• _COMPITI DA SVOLGERE_:
- 1) Traduca in inglese la seguente frase dell'estratto del testo su istruzione e mobilità sociale: «Ecco allora forse spiegato perché oggi, in una società come quella italiana, e indifferentemente per gli ultimi governi di centro destra o di centro sinistra, la questione «istruzione» non abbia mai trovato un adeguato peso nell'agenda dell'esecutivo.»
- 2) Riporti fedelmente, dall'estratto del testo, il brano che si apre con le parole contenenti "Ecco allora forse" e si chiude con "peso nell'agenda dell'esecutivo.".

Pare insomma di capire che oggi i datori di lavoro, nello scegliere
i loro collaboratori, badano meno al livello di istruzione, e si
fidano sempre più spesso ad altri criteri, fra i quali mettiamoci
pure quello dell'origine sociale e familiare.
Ecco allora forse spiegato perché oggi, in una società come quella
italiana, e indifferentemente per gli ultimi governi di centro
destra o di centro sinistra, la questione «istruzione» non abbia
mai trovato un adeguato peso nell'agenda dell'esecutivo.
E allora che cosa dobbiamo fare, di fronte ad un caso come quello
ungherese, che ci racconta dati alla mano che in una società
pianificata e socialmente livellata, il merito a causa
dell'istruzione costituisce un criterio oggettivo per scalare le
classi sociali, mentre nel momento in cui queste stesse società si
aprono al libero mercato, quella stessa meritocrazia degrada fin
quasi a scomparire? «Badate - ha aggiunto Goldthorpe, - che un caso
analogo lo possiamo trovare e studiare anche in società non
pianificate, in società in cui il benessere è molto alto, tipo
quelle scandinave: in Svezia ad esempio il merito per istruzione è
ancora un criterio di affermazione sociale, ma anche lì le
differenze tra i ceti sociali sono minime. In altre parole, quando
il tenore di vita è spinto verso l'alto ed esiste un welfare molto
forte, è proprio il livellamento a produrre l'affermarsi della
selezione per merito.»

• _DATI GREZZI_:
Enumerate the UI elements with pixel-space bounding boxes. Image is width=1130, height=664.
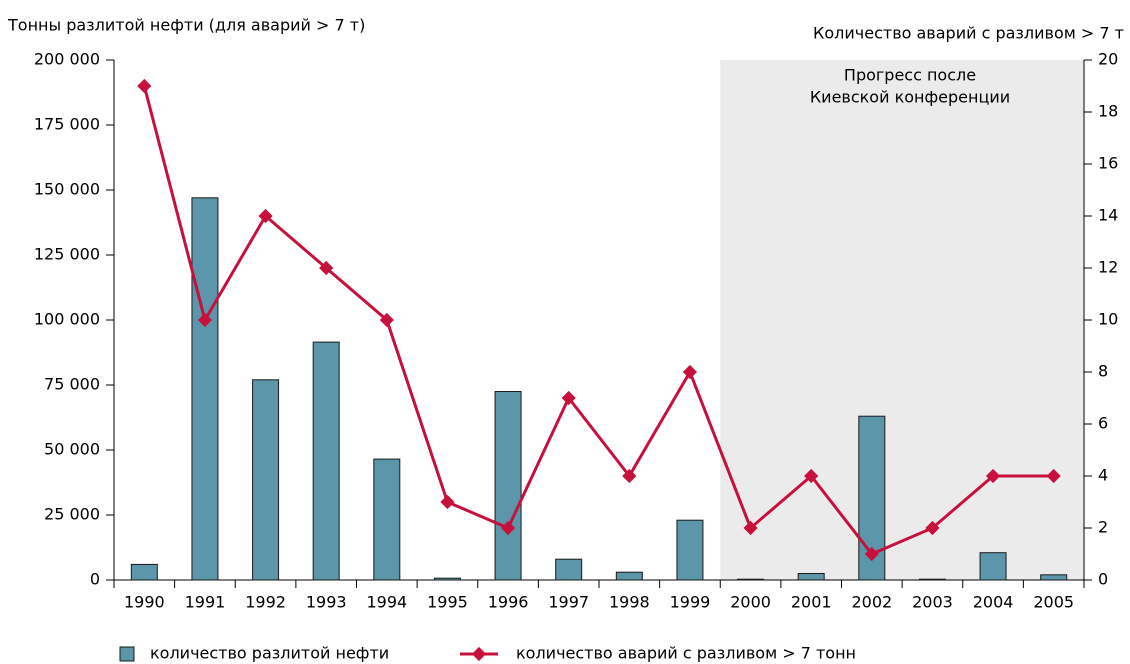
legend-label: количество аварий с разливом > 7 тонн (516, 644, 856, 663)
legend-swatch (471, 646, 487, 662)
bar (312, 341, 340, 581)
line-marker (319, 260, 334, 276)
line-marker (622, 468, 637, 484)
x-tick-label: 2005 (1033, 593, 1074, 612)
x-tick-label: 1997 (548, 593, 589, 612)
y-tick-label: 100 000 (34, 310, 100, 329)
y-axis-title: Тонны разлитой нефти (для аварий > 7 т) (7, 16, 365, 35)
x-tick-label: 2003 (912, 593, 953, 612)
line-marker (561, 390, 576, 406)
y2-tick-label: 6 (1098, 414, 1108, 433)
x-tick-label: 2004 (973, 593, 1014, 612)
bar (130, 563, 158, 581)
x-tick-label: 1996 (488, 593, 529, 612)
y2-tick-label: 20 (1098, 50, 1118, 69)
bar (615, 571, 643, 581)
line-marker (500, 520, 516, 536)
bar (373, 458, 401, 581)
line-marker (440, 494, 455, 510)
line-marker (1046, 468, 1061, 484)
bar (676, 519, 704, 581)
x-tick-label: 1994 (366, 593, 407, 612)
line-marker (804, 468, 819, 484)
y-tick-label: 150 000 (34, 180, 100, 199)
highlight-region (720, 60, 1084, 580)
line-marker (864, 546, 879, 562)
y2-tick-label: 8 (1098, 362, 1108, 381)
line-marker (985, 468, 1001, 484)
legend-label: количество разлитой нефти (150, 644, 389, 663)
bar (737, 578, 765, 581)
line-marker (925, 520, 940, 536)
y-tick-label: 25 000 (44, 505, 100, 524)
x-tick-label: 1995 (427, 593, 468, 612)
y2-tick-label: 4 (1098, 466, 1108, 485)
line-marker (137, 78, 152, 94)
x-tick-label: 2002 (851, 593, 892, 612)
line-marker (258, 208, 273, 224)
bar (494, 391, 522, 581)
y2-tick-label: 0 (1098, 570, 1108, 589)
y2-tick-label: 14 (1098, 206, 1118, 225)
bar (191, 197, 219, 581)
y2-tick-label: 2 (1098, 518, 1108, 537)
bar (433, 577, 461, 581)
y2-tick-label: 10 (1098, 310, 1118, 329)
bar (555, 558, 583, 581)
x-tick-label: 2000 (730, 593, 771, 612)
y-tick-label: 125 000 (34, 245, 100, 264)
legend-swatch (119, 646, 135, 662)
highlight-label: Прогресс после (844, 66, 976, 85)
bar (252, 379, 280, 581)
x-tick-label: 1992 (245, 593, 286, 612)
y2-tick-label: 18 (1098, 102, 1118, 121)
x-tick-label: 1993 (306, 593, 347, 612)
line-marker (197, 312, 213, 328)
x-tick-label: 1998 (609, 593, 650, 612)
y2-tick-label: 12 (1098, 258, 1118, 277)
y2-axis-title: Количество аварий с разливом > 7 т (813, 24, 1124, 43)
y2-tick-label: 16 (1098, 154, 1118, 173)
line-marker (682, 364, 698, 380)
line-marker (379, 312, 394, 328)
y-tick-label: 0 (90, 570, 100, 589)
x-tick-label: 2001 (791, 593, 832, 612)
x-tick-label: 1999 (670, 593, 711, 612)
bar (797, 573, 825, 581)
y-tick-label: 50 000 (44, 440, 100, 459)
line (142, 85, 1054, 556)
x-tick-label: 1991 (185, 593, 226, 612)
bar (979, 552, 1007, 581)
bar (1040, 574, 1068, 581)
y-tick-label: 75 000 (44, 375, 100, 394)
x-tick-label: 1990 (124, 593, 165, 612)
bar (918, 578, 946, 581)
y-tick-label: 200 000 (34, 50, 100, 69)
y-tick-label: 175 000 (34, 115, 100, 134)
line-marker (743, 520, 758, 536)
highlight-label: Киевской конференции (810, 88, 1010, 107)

==

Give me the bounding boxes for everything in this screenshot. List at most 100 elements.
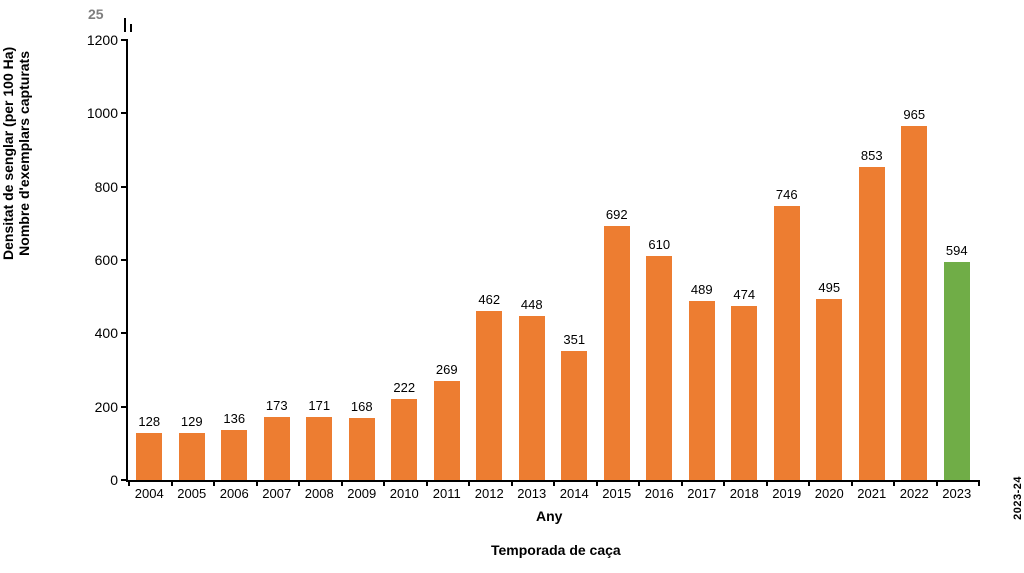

• _RISPOSTE PER COMPITO_:
- 1) So this perhaps explains why today, in a society like Italy's, and regardless of whether the most recent governments were center-right or center-left, the issue of "education" has never been given adequate weight on the executive's agenda.

- 2)
Ecco allora forse spiegato perché oggi, in una società come quella
italiana, e indifferentemente per gli ultimi governi di centro
destra o di centro sinistra, la questione «istruzione» non abbia
mai trovato un adeguato peso nell'agenda dell'esecutivo.